— Begin Information supplied —

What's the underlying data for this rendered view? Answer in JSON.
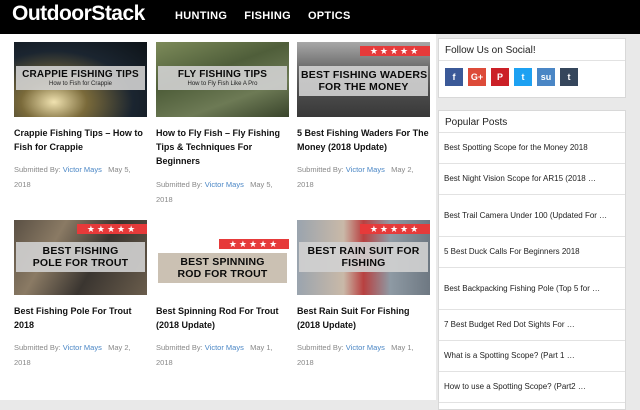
{
  "header": {
    "logo": "OutdoorStack",
    "nav": [
      "HUNTING",
      "FISHING",
      "OPTICS"
    ]
  },
  "cards": [
    {
      "banner_title": "CRAPPIE FISHING TIPS",
      "banner_sub": "How to Fish for Crappie",
      "title_line1": "Crappie Fishing Tips – How to",
      "title_line2": "Fish for Crappie",
      "submitted": "Submitted By:",
      "author": "Victor Mays",
      "date_line1": "May 5,",
      "date_line2": "2018"
    },
    {
      "banner_title": "FLY FISHING TIPS",
      "banner_sub": "How to Fly Fish Like A Pro",
      "title_line1": "How to Fly Fish – Fly Fishing",
      "title_line2": "Tips & Techniques For",
      "title_line3": "Beginners",
      "submitted": "Submitted By:",
      "author": "Victor Mays",
      "date_line1": "May 5,",
      "date_line2": "2018"
    },
    {
      "banner_title": "BEST FISHING WADERS",
      "banner_title2": "FOR THE MONEY",
      "stars": "★★★★★",
      "title_line1": "5 Best Fishing Waders For The",
      "title_line2": "Money (2018 Update)",
      "submitted": "Submitted By:",
      "author": "Victor Mays",
      "date_line1": "May 2,",
      "date_line2": "2018"
    },
    {
      "banner_title": "BEST FISHING",
      "banner_title2": "POLE FOR TROUT",
      "stars": "★★★★★",
      "title_line1": "Best Fishing Pole For Trout",
      "title_line2": "2018",
      "submitted": "Submitted By:",
      "author": "Victor Mays",
      "date_line1": "May 2,",
      "date_line2": "2018"
    },
    {
      "banner_title": "BEST SPINNING",
      "banner_title2": "ROD FOR TROUT",
      "stars": "★★★★★",
      "title_line1": "Best Spinning Rod For Trout",
      "title_line2": "(2018 Update)",
      "submitted": "Submitted By:",
      "author": "Victor Mays",
      "date_line1": "May 1,",
      "date_line2": "2018"
    },
    {
      "banner_title": "BEST RAIN SUIT FOR",
      "banner_title2": "FISHING",
      "stars": "★★★★★",
      "title_line1": "Best Rain Suit For Fishing",
      "title_line2": "(2018 Update)",
      "submitted": "Submitted By:",
      "author": "Victor Mays",
      "date_line1": "May 1,",
      "date_line2": "2018"
    }
  ],
  "social_widget": {
    "title": "Follow Us on Social!",
    "icons": [
      {
        "glyph": "f",
        "name": "facebook",
        "color": "#3b5998"
      },
      {
        "glyph": "G+",
        "name": "google-plus",
        "color": "#dd4b39"
      },
      {
        "glyph": "P",
        "name": "pinterest",
        "color": "#cb2027"
      },
      {
        "glyph": "t",
        "name": "twitter",
        "color": "#1da1f2"
      },
      {
        "glyph": "su",
        "name": "stumbleupon",
        "color": "#4a86c5"
      },
      {
        "glyph": "t",
        "name": "tumblr",
        "color": "#35465c"
      }
    ]
  },
  "popular_widget": {
    "title": "Popular Posts",
    "posts": [
      "Best Spotting Scope for the Money 2018",
      "Best Night Vision Scope for AR15 (2018 …",
      "Best Trail Camera Under 100 (Updated For …",
      "5 Best Duck Calls For Beginners 2018",
      "Best Backpacking Fishing Pole (Top 5 for …",
      "7 Best Budget Red Dot Sights For …",
      "What is a Spotting Scope? (Part 1 …",
      "How to use a Spotting Scope? (Part2 …"
    ]
  }
}
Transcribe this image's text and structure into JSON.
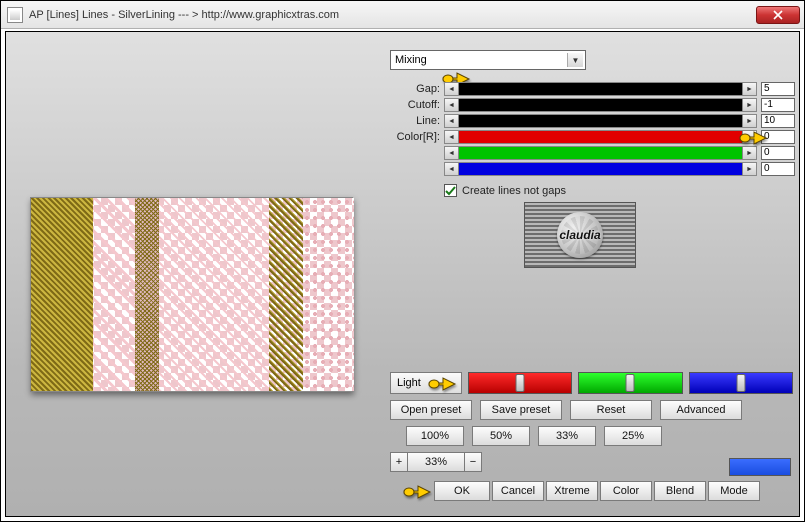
{
  "window": {
    "title": "AP [Lines]  Lines - SilverLining   --- > http://www.graphicxtras.com"
  },
  "dropdown": {
    "mixing": "Mixing"
  },
  "sliders": {
    "gap": {
      "label": "Gap:",
      "value": "5"
    },
    "cutoff": {
      "label": "Cutoff:",
      "value": "-1"
    },
    "line": {
      "label": "Line:",
      "value": "10"
    },
    "colorR": {
      "label": "Color[R]:",
      "value": "0"
    },
    "colorG": {
      "label": "",
      "value": "0"
    },
    "colorB": {
      "label": "",
      "value": "0"
    }
  },
  "checkbox": {
    "create_lines": {
      "label": "Create lines not gaps",
      "checked": true
    }
  },
  "logo": {
    "text": "claudia"
  },
  "light_button": "Light",
  "preset_row": {
    "open": "Open preset",
    "save": "Save preset",
    "reset": "Reset",
    "advanced": "Advanced"
  },
  "pct_row": {
    "p100": "100%",
    "p50": "50%",
    "p33": "33%",
    "p25": "25%"
  },
  "zoom": {
    "plus": "+",
    "value": "33%",
    "minus": "−"
  },
  "actions": {
    "ok": "OK",
    "cancel": "Cancel",
    "xtreme": "Xtreme",
    "color": "Color",
    "blend": "Blend",
    "mode": "Mode"
  }
}
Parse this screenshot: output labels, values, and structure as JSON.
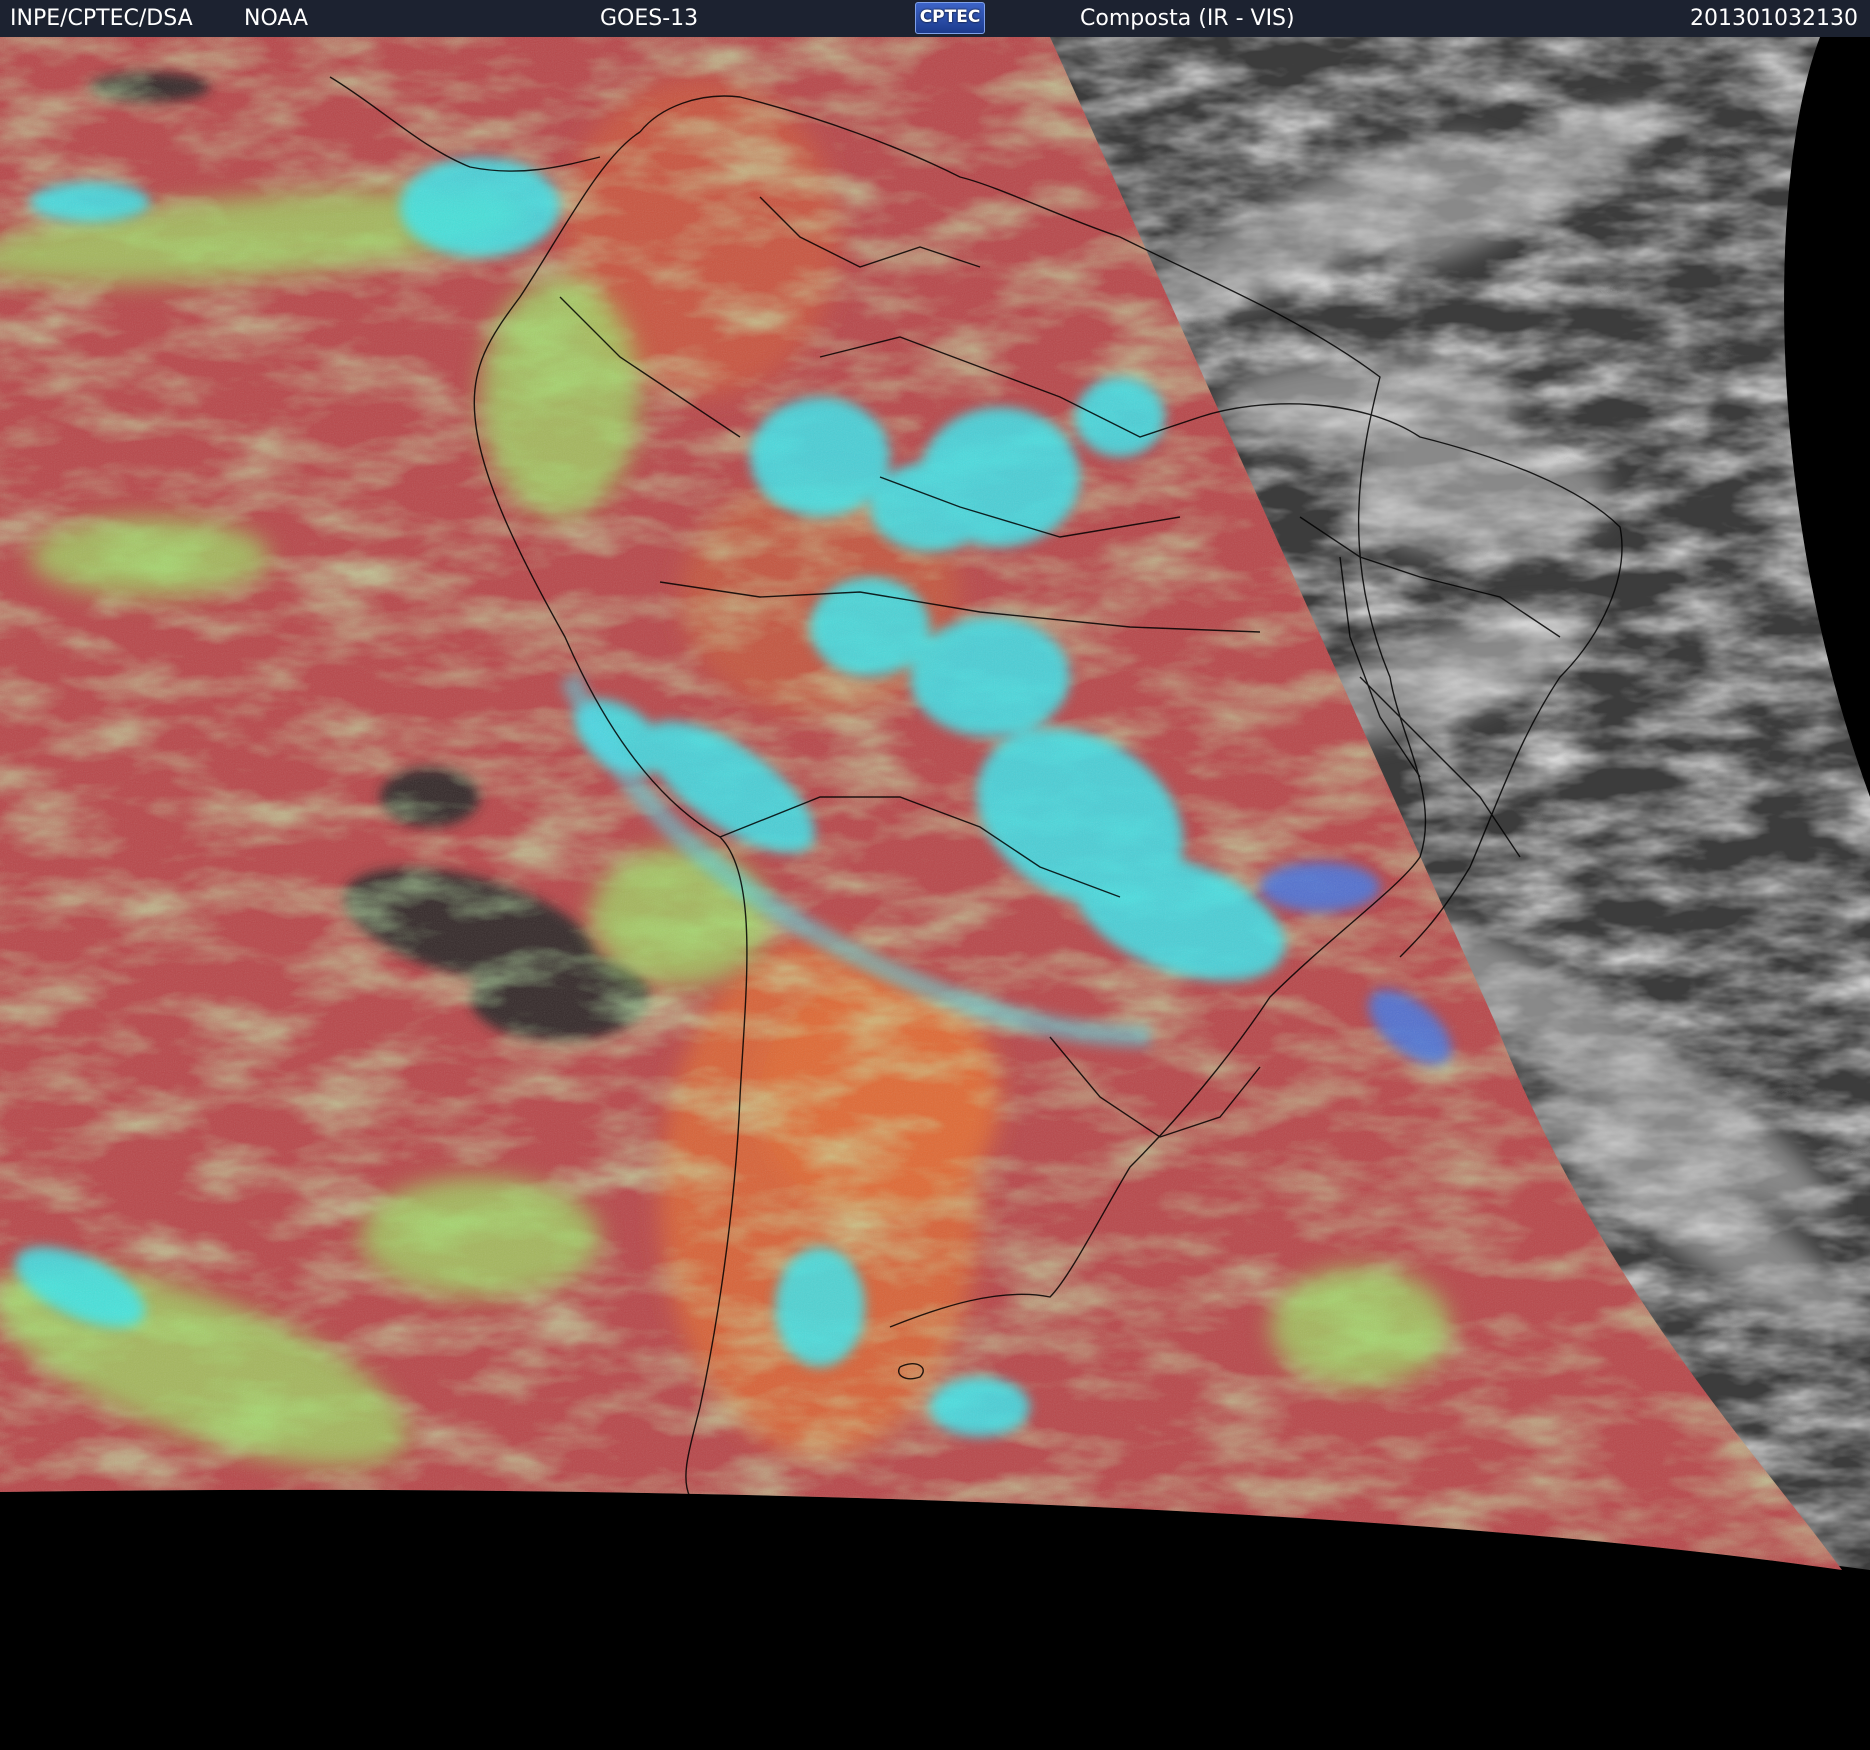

— End Information supplied —

What the task requires :: Copy all the records above exactly, but leave out the pictures.

Answer to the exercise ::
What's the underlying data for this rendered view? Answer in JSON.
{
  "header": {
    "logo": "OutdoorStack",
    "nav": [
      "HUNTING",
      "FISHING",
      "OPTICS"
    ]
  },
  "cards": [
    {
      "banner_title": "CRAPPIE FISHING TIPS",
      "banner_sub": "How to Fish for Crappie",
      "title_line1": "Crappie Fishing Tips – How to",
      "title_line2": "Fish for Crappie",
      "submitted": "Submitted By:",
      "author": "Victor Mays",
      "date_line1": "May 5,",
      "date_line2": "2018"
    },
    {
      "banner_title": "FLY FISHING TIPS",
      "banner_sub": "How to Fly Fish Like A Pro",
      "title_line1": "How to Fly Fish – Fly Fishing",
      "title_line2": "Tips & Techniques For",
      "title_line3": "Beginners",
      "submitted": "Submitted By:",
      "author": "Victor Mays",
      "date_line1": "May 5,",
      "date_line2": "2018"
    },
    {
      "banner_title": "BEST FISHING WADERS",
      "banner_title2": "FOR THE MONEY",
      "stars": "★★★★★",
      "title_line1": "5 Best Fishing Waders For The",
      "title_line2": "Money (2018 Update)",
      "submitted": "Submitted By:",
      "author": "Victor Mays",
      "date_line1": "May 2,",
      "date_line2": "2018"
    },
    {
      "banner_title": "BEST FISHING",
      "banner_title2": "POLE FOR TROUT",
      "stars": "★★★★★",
      "title_line1": "Best Fishing Pole For Trout",
      "title_line2": "2018",
      "submitted": "Submitted By:",
      "author": "Victor Mays",
      "date_line1": "May 2,",
      "date_line2": "2018"
    },
    {
      "banner_title": "BEST SPINNING",
      "banner_title2": "ROD FOR TROUT",
      "stars": "★★★★★",
      "title_line1": "Best Spinning Rod For Trout",
      "title_line2": "(2018 Update)",
      "submitted": "Submitted By:",
      "author": "Victor Mays",
      "date_line1": "May 1,",
      "date_line2": "2018"
    },
    {
      "banner_title": "BEST RAIN SUIT FOR",
      "banner_title2": "FISHING",
      "stars": "★★★★★",
      "title_line1": "Best Rain Suit For Fishing",
      "title_line2": "(2018 Update)",
      "submitted": "Submitted By:",
      "author": "Victor Mays",
      "date_line1": "May 1,",
      "date_line2": "2018"
    }
  ],
  "social_widget": {
    "title": "Follow Us on Social!",
    "icons": [
      {
        "glyph": "f",
        "name": "facebook",
        "color": "#3b5998"
      },
      {
        "glyph": "G+",
        "name": "google-plus",
        "color": "#dd4b39"
      },
      {
        "glyph": "P",
        "name": "pinterest",
        "color": "#cb2027"
      },
      {
        "glyph": "t",
        "name": "twitter",
        "color": "#1da1f2"
      },
      {
        "glyph": "su",
        "name": "stumbleupon",
        "color": "#4a86c5"
      },
      {
        "glyph": "t",
        "name": "tumblr",
        "color": "#35465c"
      }
    ]
  },
  "popular_widget": {
    "title": "Popular Posts",
    "posts": [
      "Best Spotting Scope for the Money 2018",
      "Best Night Vision Scope for AR15 (2018 …",
      "Best Trail Camera Under 100 (Updated For …",
      "5 Best Duck Calls For Beginners 2018",
      "Best Backpacking Fishing Pole (Top 5 for …",
      "7 Best Budget Red Dot Sights For …",
      "What is a Spotting Scope? (Part 1 …",
      "How to use a Spotting Scope? (Part2 …"
    ]
  }
}
Transcribe this image's text and structure into JSON.
{
  "window": {
    "title": "AP [Lines]  Lines - SilverLining   --- > http://www.graphicxtras.com"
  },
  "dropdown": {
    "mixing": "Mixing"
  },
  "sliders": {
    "gap": {
      "label": "Gap:",
      "value": "5"
    },
    "cutoff": {
      "label": "Cutoff:",
      "value": "-1"
    },
    "line": {
      "label": "Line:",
      "value": "10"
    },
    "colorR": {
      "label": "Color[R]:",
      "value": "0"
    },
    "colorG": {
      "label": "",
      "value": "0"
    },
    "colorB": {
      "label": "",
      "value": "0"
    }
  },
  "checkbox": {
    "create_lines": {
      "label": "Create lines not gaps",
      "checked": true
    }
  },
  "logo": {
    "text": "claudia"
  },
  "light_button": "Light",
  "preset_row": {
    "open": "Open preset",
    "save": "Save preset",
    "reset": "Reset",
    "advanced": "Advanced"
  },
  "pct_row": {
    "p100": "100%",
    "p50": "50%",
    "p33": "33%",
    "p25": "25%"
  },
  "zoom": {
    "plus": "+",
    "value": "33%",
    "minus": "−"
  },
  "actions": {
    "ok": "OK",
    "cancel": "Cancel",
    "xtreme": "Xtreme",
    "color": "Color",
    "blend": "Blend",
    "mode": "Mode"
  }
}
Parse this screenshot: output labels, values, and structure as JSON.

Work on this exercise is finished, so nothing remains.